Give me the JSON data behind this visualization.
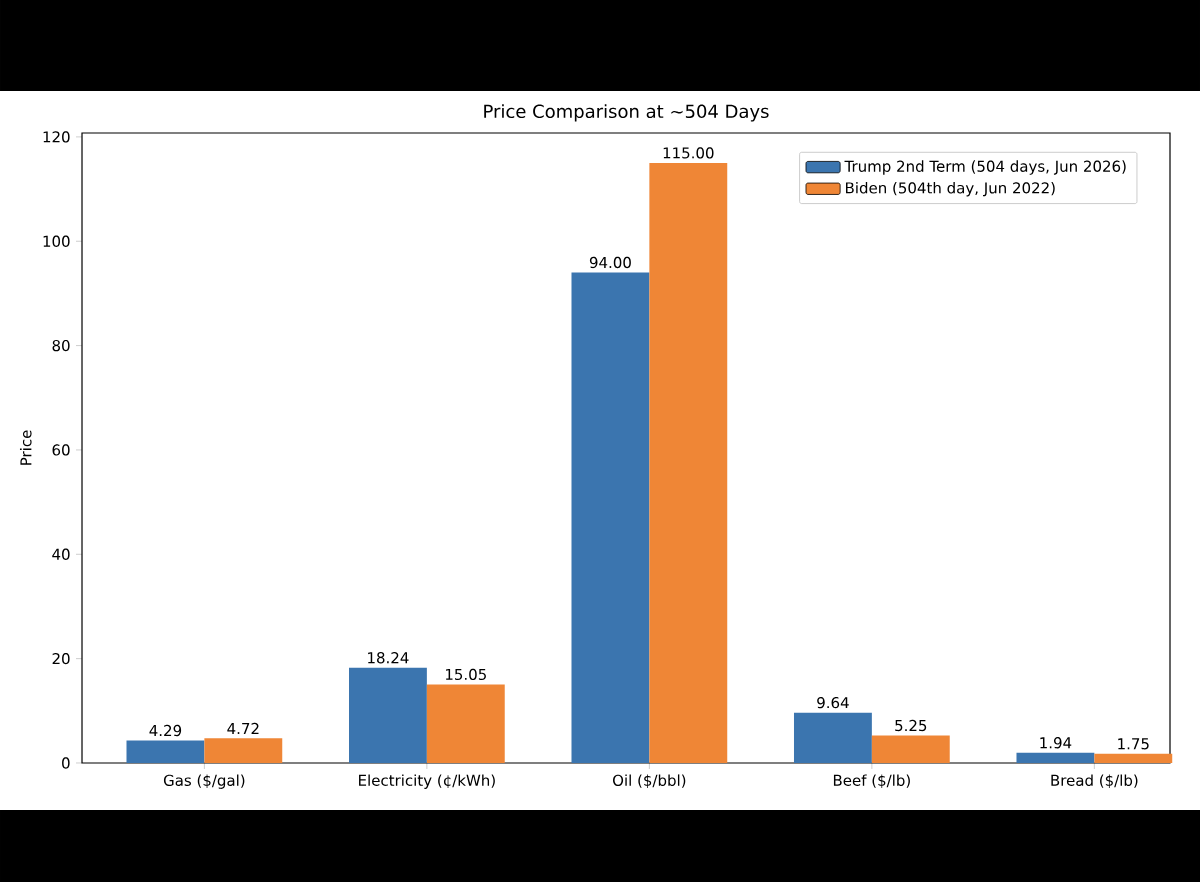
{
  "chart_data": {
    "type": "bar",
    "title": "Price Comparison at ~504 Days",
    "ylabel": "Price",
    "categories": [
      "Gas ($/gal)",
      "Electricity (¢/kWh)",
      "Oil ($/bbl)",
      "Beef ($/lb)",
      "Bread ($/lb)"
    ],
    "series": [
      {
        "name": "Trump 2nd Term (504 days, Jun 2026)",
        "color": "#3b75af",
        "values": [
          4.29,
          18.24,
          94.0,
          9.64,
          1.94
        ],
        "value_labels": [
          "4.29",
          "18.24",
          "94.00",
          "9.64",
          "1.94"
        ]
      },
      {
        "name": "Biden (504th day, Jun 2022)",
        "color": "#ef8636",
        "values": [
          4.72,
          15.05,
          115.0,
          5.25,
          1.75
        ],
        "value_labels": [
          "4.72",
          "15.05",
          "115.00",
          "5.25",
          "1.75"
        ]
      }
    ],
    "ylim": [
      0,
      120.75
    ],
    "yticks": [
      0,
      20,
      40,
      60,
      80,
      100,
      120
    ],
    "legend": "top right"
  }
}
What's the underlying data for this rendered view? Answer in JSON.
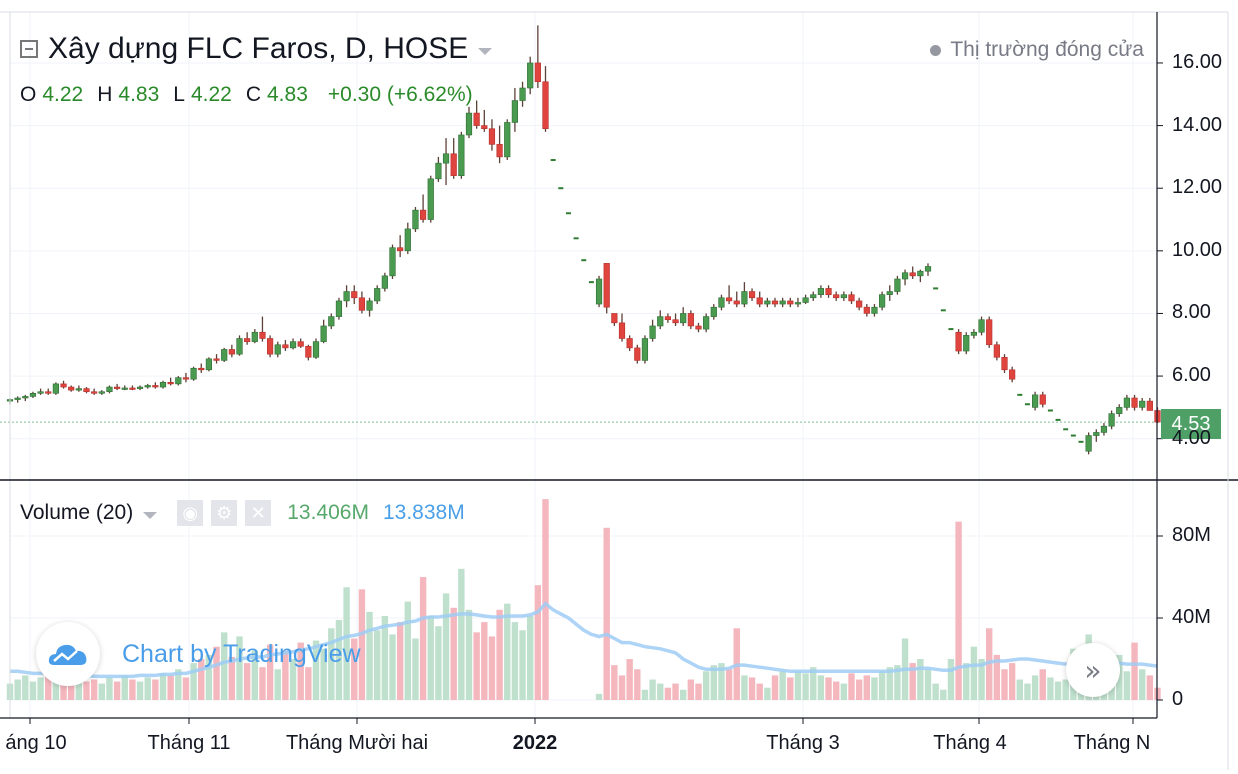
{
  "header": {
    "title": "Xây dựng FLC Faros, D, HOSE",
    "market_status": "Thị trường đóng cửa"
  },
  "ohlc": {
    "o_key": "O",
    "o": "4.22",
    "h_key": "H",
    "h": "4.83",
    "l_key": "L",
    "l": "4.22",
    "c_key": "C",
    "c": "4.83",
    "change": "+0.30 (+6.62%)"
  },
  "volume": {
    "title": "Volume (20)",
    "value": "13.406M",
    "ma_value": "13.838M"
  },
  "watermark": "Chart by TradingView",
  "last_price": "4.53",
  "price_axis": [
    "16.00",
    "14.00",
    "12.00",
    "10.00",
    "8.00",
    "6.00",
    "4.00"
  ],
  "volume_axis": [
    "80M",
    "40M",
    "0"
  ],
  "time_axis": [
    {
      "label": "áng 10",
      "bold": false
    },
    {
      "label": "Tháng 11",
      "bold": false
    },
    {
      "label": "Tháng Mười hai",
      "bold": false
    },
    {
      "label": "2022",
      "bold": true
    },
    {
      "label": "Tháng 3",
      "bold": false
    },
    {
      "label": "Tháng 4",
      "bold": false
    },
    {
      "label": "Tháng N",
      "bold": false
    }
  ],
  "colors": {
    "up": "#4a9b4f",
    "down": "#e0443e",
    "volume_up": "#bfe0cd",
    "volume_down": "#f4b7bd",
    "volume_ma": "#9fcdf4",
    "badge": "#4fa067"
  },
  "chart_data": {
    "type": "candlestick",
    "title": "Xây dựng FLC Faros, D, HOSE",
    "price_range": [
      3.0,
      17.5
    ],
    "volume_range_millions": [
      0,
      100
    ],
    "series": [
      {
        "name": "price",
        "values": [
          [
            5.2,
            5.3,
            5.1,
            5.25
          ],
          [
            5.25,
            5.35,
            5.15,
            5.3
          ],
          [
            5.3,
            5.4,
            5.2,
            5.35
          ],
          [
            5.35,
            5.5,
            5.3,
            5.45
          ],
          [
            5.45,
            5.6,
            5.4,
            5.5
          ],
          [
            5.5,
            5.6,
            5.4,
            5.45
          ],
          [
            5.45,
            5.8,
            5.4,
            5.75
          ],
          [
            5.75,
            5.85,
            5.6,
            5.65
          ],
          [
            5.65,
            5.7,
            5.5,
            5.55
          ],
          [
            5.55,
            5.7,
            5.5,
            5.6
          ],
          [
            5.6,
            5.65,
            5.45,
            5.5
          ],
          [
            5.5,
            5.6,
            5.4,
            5.45
          ],
          [
            5.45,
            5.55,
            5.4,
            5.5
          ],
          [
            5.5,
            5.7,
            5.45,
            5.65
          ],
          [
            5.65,
            5.75,
            5.55,
            5.6
          ],
          [
            5.6,
            5.7,
            5.55,
            5.62
          ],
          [
            5.62,
            5.7,
            5.55,
            5.6
          ],
          [
            5.6,
            5.7,
            5.55,
            5.65
          ],
          [
            5.65,
            5.75,
            5.6,
            5.7
          ],
          [
            5.7,
            5.8,
            5.6,
            5.65
          ],
          [
            5.65,
            5.85,
            5.6,
            5.8
          ],
          [
            5.8,
            5.95,
            5.7,
            5.75
          ],
          [
            5.75,
            6.0,
            5.7,
            5.95
          ],
          [
            5.95,
            6.1,
            5.8,
            5.9
          ],
          [
            5.9,
            6.3,
            5.85,
            6.25
          ],
          [
            6.25,
            6.4,
            6.1,
            6.2
          ],
          [
            6.2,
            6.6,
            6.15,
            6.55
          ],
          [
            6.55,
            6.7,
            6.4,
            6.5
          ],
          [
            6.5,
            6.9,
            6.45,
            6.85
          ],
          [
            6.85,
            7.0,
            6.6,
            6.7
          ],
          [
            6.7,
            7.3,
            6.65,
            7.2
          ],
          [
            7.2,
            7.4,
            7.0,
            7.1
          ],
          [
            7.1,
            7.5,
            7.05,
            7.4
          ],
          [
            7.4,
            7.9,
            7.1,
            7.2
          ],
          [
            7.2,
            7.3,
            6.6,
            6.7
          ],
          [
            6.7,
            7.1,
            6.6,
            7.0
          ],
          [
            7.0,
            7.15,
            6.8,
            6.9
          ],
          [
            6.9,
            7.2,
            6.85,
            7.1
          ],
          [
            7.1,
            7.2,
            6.9,
            6.95
          ],
          [
            6.95,
            7.0,
            6.5,
            6.6
          ],
          [
            6.6,
            7.2,
            6.55,
            7.1
          ],
          [
            7.1,
            7.8,
            7.05,
            7.6
          ],
          [
            7.6,
            8.0,
            7.5,
            7.9
          ],
          [
            7.9,
            8.5,
            7.8,
            8.4
          ],
          [
            8.4,
            8.9,
            8.2,
            8.7
          ],
          [
            8.7,
            8.9,
            8.3,
            8.5
          ],
          [
            8.5,
            8.7,
            8.0,
            8.1
          ],
          [
            8.1,
            8.5,
            7.9,
            8.4
          ],
          [
            8.4,
            8.9,
            8.3,
            8.8
          ],
          [
            8.8,
            9.3,
            8.7,
            9.2
          ],
          [
            9.2,
            10.2,
            9.1,
            10.1
          ],
          [
            10.1,
            10.5,
            9.8,
            10.0
          ],
          [
            10.0,
            10.9,
            9.9,
            10.7
          ],
          [
            10.7,
            11.4,
            10.6,
            11.3
          ],
          [
            11.3,
            11.8,
            10.9,
            11.0
          ],
          [
            11.0,
            12.4,
            10.9,
            12.3
          ],
          [
            12.3,
            13.0,
            12.2,
            12.8
          ],
          [
            12.8,
            13.6,
            12.1,
            13.1
          ],
          [
            13.1,
            13.6,
            12.3,
            12.4
          ],
          [
            12.4,
            13.8,
            12.3,
            13.7
          ],
          [
            13.7,
            14.6,
            13.6,
            14.4
          ],
          [
            14.4,
            14.8,
            13.9,
            14.0
          ],
          [
            14.0,
            14.5,
            13.8,
            13.9
          ],
          [
            13.9,
            14.2,
            13.2,
            13.4
          ],
          [
            13.4,
            14.0,
            12.8,
            13.0
          ],
          [
            13.0,
            14.2,
            12.9,
            14.1
          ],
          [
            14.1,
            15.2,
            13.8,
            14.8
          ],
          [
            14.8,
            15.4,
            14.6,
            15.2
          ],
          [
            15.2,
            16.2,
            15.0,
            16.0
          ],
          [
            16.0,
            17.2,
            15.2,
            15.4
          ],
          [
            15.4,
            15.9,
            13.8,
            13.9
          ],
          [
            12.9,
            12.9,
            12.9,
            12.9
          ],
          [
            12.0,
            12.0,
            12.0,
            12.0
          ],
          [
            11.2,
            11.2,
            11.2,
            11.2
          ],
          [
            10.4,
            10.4,
            10.4,
            10.4
          ],
          [
            9.7,
            9.7,
            9.7,
            9.7
          ],
          [
            9.0,
            9.0,
            9.0,
            9.0
          ],
          [
            8.3,
            9.2,
            8.2,
            9.1
          ],
          [
            9.6,
            9.6,
            8.0,
            8.2
          ],
          [
            8.0,
            8.0,
            7.6,
            7.7
          ],
          [
            7.7,
            8.0,
            7.1,
            7.2
          ],
          [
            7.2,
            7.3,
            6.8,
            6.9
          ],
          [
            6.9,
            7.0,
            6.4,
            6.5
          ],
          [
            6.5,
            7.3,
            6.4,
            7.2
          ],
          [
            7.2,
            7.8,
            7.1,
            7.6
          ],
          [
            7.6,
            8.1,
            7.5,
            7.9
          ],
          [
            7.9,
            8.0,
            7.7,
            7.8
          ],
          [
            7.8,
            8.0,
            7.6,
            7.7
          ],
          [
            7.7,
            8.2,
            7.6,
            8.0
          ],
          [
            8.0,
            8.1,
            7.5,
            7.6
          ],
          [
            7.6,
            7.7,
            7.4,
            7.5
          ],
          [
            7.5,
            8.0,
            7.4,
            7.9
          ],
          [
            7.9,
            8.3,
            7.8,
            8.2
          ],
          [
            8.2,
            8.6,
            8.1,
            8.5
          ],
          [
            8.5,
            8.9,
            8.3,
            8.4
          ],
          [
            8.4,
            8.7,
            8.2,
            8.3
          ],
          [
            8.3,
            9.0,
            8.2,
            8.7
          ],
          [
            8.7,
            8.8,
            8.4,
            8.5
          ],
          [
            8.5,
            8.7,
            8.2,
            8.3
          ],
          [
            8.3,
            8.5,
            8.2,
            8.4
          ],
          [
            8.4,
            8.5,
            8.2,
            8.3
          ],
          [
            8.3,
            8.5,
            8.2,
            8.4
          ],
          [
            8.4,
            8.5,
            8.2,
            8.3
          ],
          [
            8.3,
            8.5,
            8.2,
            8.35
          ],
          [
            8.35,
            8.6,
            8.3,
            8.5
          ],
          [
            8.5,
            8.7,
            8.4,
            8.6
          ],
          [
            8.6,
            8.9,
            8.5,
            8.8
          ],
          [
            8.8,
            8.9,
            8.5,
            8.6
          ],
          [
            8.6,
            8.7,
            8.4,
            8.5
          ],
          [
            8.5,
            8.7,
            8.4,
            8.6
          ],
          [
            8.6,
            8.7,
            8.3,
            8.4
          ],
          [
            8.4,
            8.5,
            8.1,
            8.2
          ],
          [
            8.2,
            8.3,
            7.9,
            8.0
          ],
          [
            8.0,
            8.3,
            7.9,
            8.2
          ],
          [
            8.2,
            8.7,
            8.1,
            8.6
          ],
          [
            8.6,
            8.9,
            8.4,
            8.7
          ],
          [
            8.7,
            9.2,
            8.6,
            9.1
          ],
          [
            9.1,
            9.4,
            8.9,
            9.3
          ],
          [
            9.3,
            9.5,
            9.1,
            9.2
          ],
          [
            9.2,
            9.4,
            9.0,
            9.35
          ],
          [
            9.35,
            9.6,
            9.2,
            9.5
          ],
          [
            8.8,
            8.8,
            8.8,
            8.8
          ],
          [
            8.1,
            8.1,
            8.1,
            8.1
          ],
          [
            7.5,
            7.5,
            7.5,
            7.5
          ],
          [
            7.4,
            7.5,
            6.7,
            6.8
          ],
          [
            6.8,
            7.4,
            6.7,
            7.3
          ],
          [
            7.3,
            7.5,
            7.2,
            7.4
          ],
          [
            7.4,
            7.9,
            7.3,
            7.8
          ],
          [
            7.8,
            7.9,
            6.9,
            7.0
          ],
          [
            7.0,
            7.1,
            6.5,
            6.6
          ],
          [
            6.6,
            6.7,
            6.1,
            6.2
          ],
          [
            6.2,
            6.3,
            5.8,
            5.9
          ],
          [
            5.4,
            5.4,
            5.4,
            5.4
          ],
          [
            5.1,
            5.1,
            5.1,
            5.1
          ],
          [
            5.0,
            5.5,
            4.9,
            5.4
          ],
          [
            5.4,
            5.5,
            5.0,
            5.1
          ],
          [
            4.9,
            4.9,
            4.9,
            4.9
          ],
          [
            4.6,
            4.6,
            4.6,
            4.6
          ],
          [
            4.3,
            4.3,
            4.3,
            4.3
          ],
          [
            4.1,
            4.1,
            4.1,
            4.1
          ],
          [
            3.9,
            3.9,
            3.9,
            3.9
          ],
          [
            3.6,
            4.2,
            3.5,
            4.1
          ],
          [
            4.1,
            4.3,
            3.9,
            4.2
          ],
          [
            4.2,
            4.5,
            4.1,
            4.4
          ],
          [
            4.4,
            4.9,
            4.3,
            4.8
          ],
          [
            4.8,
            5.1,
            4.7,
            5.0
          ],
          [
            5.0,
            5.4,
            4.9,
            5.3
          ],
          [
            5.3,
            5.4,
            4.9,
            5.0
          ],
          [
            5.0,
            5.3,
            4.9,
            5.2
          ],
          [
            5.2,
            5.3,
            4.9,
            4.9
          ],
          [
            4.9,
            5.0,
            4.5,
            4.53
          ]
        ]
      }
    ],
    "volume_millions": [
      8,
      10,
      12,
      9,
      11,
      14,
      10,
      9,
      8,
      12,
      9,
      10,
      8,
      11,
      9,
      12,
      10,
      9,
      11,
      10,
      13,
      12,
      15,
      11,
      18,
      20,
      22,
      26,
      33,
      21,
      31,
      18,
      24,
      16,
      27,
      15,
      24,
      20,
      28,
      16,
      29,
      25,
      35,
      39,
      55,
      30,
      54,
      43,
      34,
      41,
      32,
      38,
      48,
      30,
      60,
      41,
      36,
      52,
      45,
      64,
      44,
      33,
      38,
      31,
      44,
      47,
      38,
      34,
      41,
      56,
      98,
      0,
      0,
      0,
      0,
      0,
      0,
      3,
      84,
      17,
      12,
      20,
      15,
      5,
      10,
      8,
      6,
      8,
      5,
      10,
      8,
      14,
      17,
      18,
      15,
      35,
      12,
      11,
      8,
      6,
      12,
      14,
      11,
      14,
      13,
      16,
      12,
      11,
      9,
      8,
      13,
      10,
      12,
      11,
      14,
      16,
      17,
      30,
      18,
      20,
      15,
      8,
      5,
      20,
      87,
      18,
      26,
      20,
      35,
      22,
      15,
      18,
      10,
      8,
      12,
      15,
      11,
      9,
      10,
      25,
      22,
      32,
      16,
      18,
      12,
      22,
      14,
      28,
      15,
      12,
      6
    ],
    "volume_ma_millions": [
      14,
      14,
      13.5,
      13,
      13,
      13,
      12.5,
      12,
      12,
      12,
      12,
      11.5,
      11.5,
      11.5,
      11.5,
      11.5,
      11.5,
      12,
      12,
      12,
      12.5,
      12.5,
      13,
      13,
      14,
      15,
      16,
      17,
      18.5,
      19,
      20,
      20.5,
      21,
      21,
      22,
      22.5,
      23,
      23.5,
      24.5,
      25,
      26,
      27,
      28,
      29.5,
      31,
      31.5,
      32.5,
      34,
      35,
      36,
      36.5,
      37,
      38,
      38.5,
      40,
      40.5,
      40.5,
      41,
      41.5,
      42,
      42,
      41.5,
      41,
      40.5,
      40.5,
      41,
      41,
      41,
      41.5,
      43,
      47,
      44,
      42,
      40,
      37,
      34,
      32,
      31,
      32,
      30,
      28,
      28,
      27,
      26,
      25.5,
      25,
      24,
      23,
      20,
      18,
      16,
      15,
      15,
      15,
      15.5,
      17,
      17,
      16.5,
      16,
      15.5,
      15,
      14.5,
      14,
      14,
      14,
      14,
      14,
      14,
      14,
      14,
      14,
      14,
      14,
      14,
      14,
      14,
      14.5,
      15,
      15,
      15.5,
      15.5,
      15,
      14.5,
      14.5,
      16,
      16.5,
      17,
      17,
      18.5,
      19,
      19,
      19.5,
      20,
      20,
      19.5,
      19,
      18.5,
      18,
      17.5,
      18,
      18,
      18.5,
      18.5,
      18.5,
      18,
      18,
      17.5,
      17.5,
      17.5,
      17,
      16.5
    ],
    "ylabel": "",
    "xlabel": "",
    "grid": true
  }
}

→ Set task
Tally the lines of the records holding the word "this", then state only the tally.

→ Finished task
2